§ PROVIDED DATA
════

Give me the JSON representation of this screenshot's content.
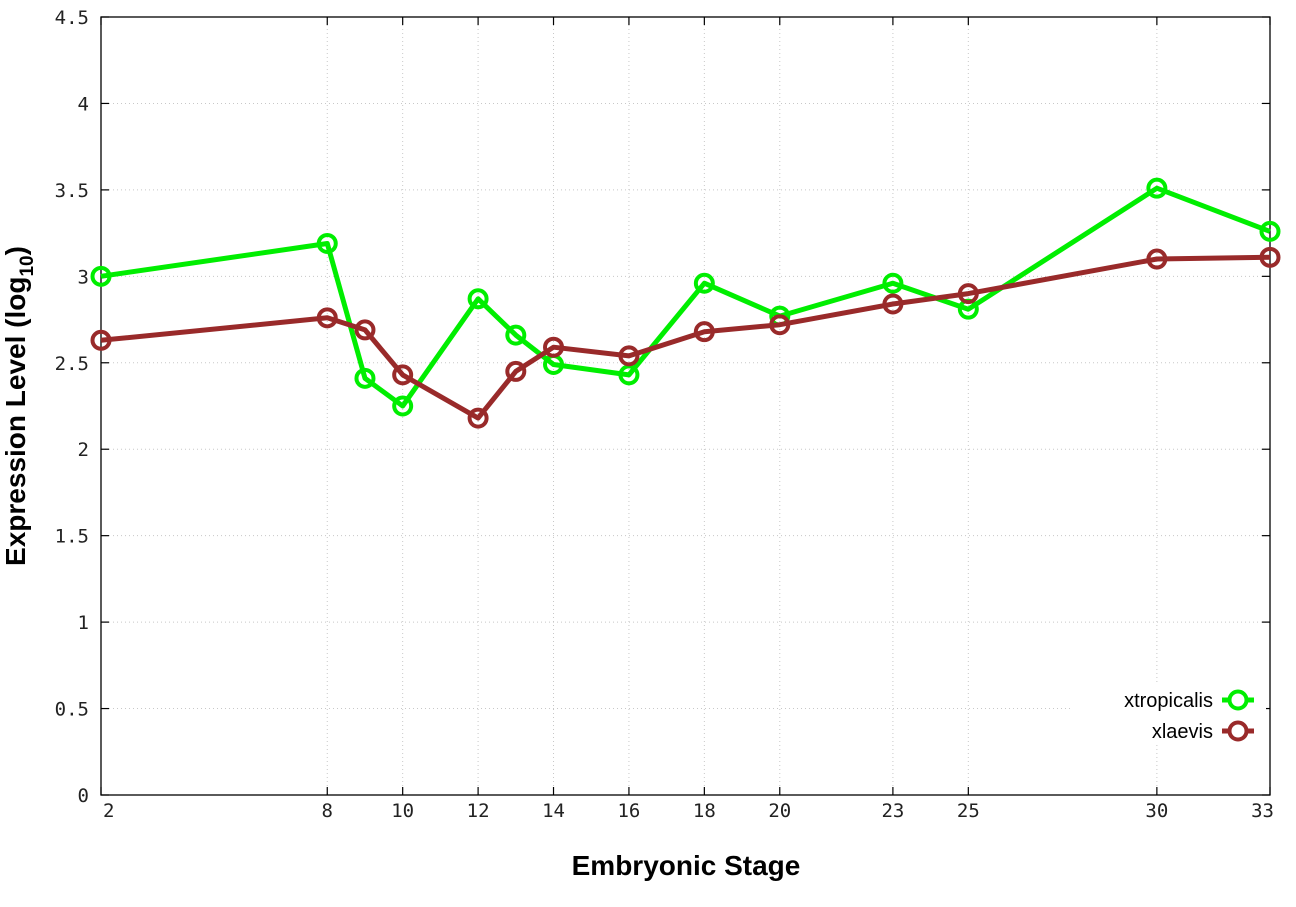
{
  "chart_data": {
    "type": "line",
    "title": "",
    "xlabel": "Embryonic Stage",
    "ylabel_main": "Expression Level (log",
    "ylabel_sub": "10",
    "ylabel_close": ")",
    "x_ticks": [
      2,
      8,
      10,
      12,
      14,
      16,
      18,
      20,
      23,
      25,
      30,
      33
    ],
    "x_tick_labels": [
      "2",
      "8",
      "10",
      "12",
      "14",
      "16",
      "18",
      "20",
      "23",
      "25",
      "30",
      "33"
    ],
    "y_ticks": [
      0,
      0.5,
      1,
      1.5,
      2,
      2.5,
      3,
      3.5,
      4,
      4.5
    ],
    "y_tick_labels": [
      "0",
      "0.5",
      "1",
      "1.5",
      "2",
      "2.5",
      "3",
      "3.5",
      "4",
      "4.5"
    ],
    "ylim": [
      0,
      4.5
    ],
    "grid": true,
    "legend_position": "bottom-right",
    "series": [
      {
        "name": "xtropicalis",
        "color": "#00ee00",
        "x": [
          2,
          8,
          9,
          10,
          12,
          13,
          14,
          16,
          18,
          20,
          23,
          25,
          30,
          33
        ],
        "values": [
          3.0,
          3.19,
          2.41,
          2.25,
          2.87,
          2.66,
          2.49,
          2.43,
          2.96,
          2.77,
          2.96,
          2.81,
          3.51,
          3.26
        ]
      },
      {
        "name": "xlaevis",
        "color": "#992a2a",
        "x": [
          2,
          8,
          9,
          10,
          12,
          13,
          14,
          16,
          18,
          20,
          23,
          25,
          30,
          33
        ],
        "values": [
          2.63,
          2.76,
          2.69,
          2.43,
          2.18,
          2.45,
          2.59,
          2.54,
          2.68,
          2.72,
          2.84,
          2.9,
          3.1,
          3.11
        ]
      }
    ]
  }
}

════

§ WHAT YOU SHOULD DO
Return each line from the material above exactly, but not the pictures.

§ FULL OUTPUT
Give me the JSON representation of this screenshot's content.
{
  "chart_data": {
    "type": "line",
    "title": "",
    "xlabel": "Embryonic Stage",
    "ylabel_main": "Expression Level (log",
    "ylabel_sub": "10",
    "ylabel_close": ")",
    "x_ticks": [
      2,
      8,
      10,
      12,
      14,
      16,
      18,
      20,
      23,
      25,
      30,
      33
    ],
    "x_tick_labels": [
      "2",
      "8",
      "10",
      "12",
      "14",
      "16",
      "18",
      "20",
      "23",
      "25",
      "30",
      "33"
    ],
    "y_ticks": [
      0,
      0.5,
      1,
      1.5,
      2,
      2.5,
      3,
      3.5,
      4,
      4.5
    ],
    "y_tick_labels": [
      "0",
      "0.5",
      "1",
      "1.5",
      "2",
      "2.5",
      "3",
      "3.5",
      "4",
      "4.5"
    ],
    "ylim": [
      0,
      4.5
    ],
    "grid": true,
    "legend_position": "bottom-right",
    "series": [
      {
        "name": "xtropicalis",
        "color": "#00ee00",
        "x": [
          2,
          8,
          9,
          10,
          12,
          13,
          14,
          16,
          18,
          20,
          23,
          25,
          30,
          33
        ],
        "values": [
          3.0,
          3.19,
          2.41,
          2.25,
          2.87,
          2.66,
          2.49,
          2.43,
          2.96,
          2.77,
          2.96,
          2.81,
          3.51,
          3.26
        ]
      },
      {
        "name": "xlaevis",
        "color": "#992a2a",
        "x": [
          2,
          8,
          9,
          10,
          12,
          13,
          14,
          16,
          18,
          20,
          23,
          25,
          30,
          33
        ],
        "values": [
          2.63,
          2.76,
          2.69,
          2.43,
          2.18,
          2.45,
          2.59,
          2.54,
          2.68,
          2.72,
          2.84,
          2.9,
          3.1,
          3.11
        ]
      }
    ]
  }
}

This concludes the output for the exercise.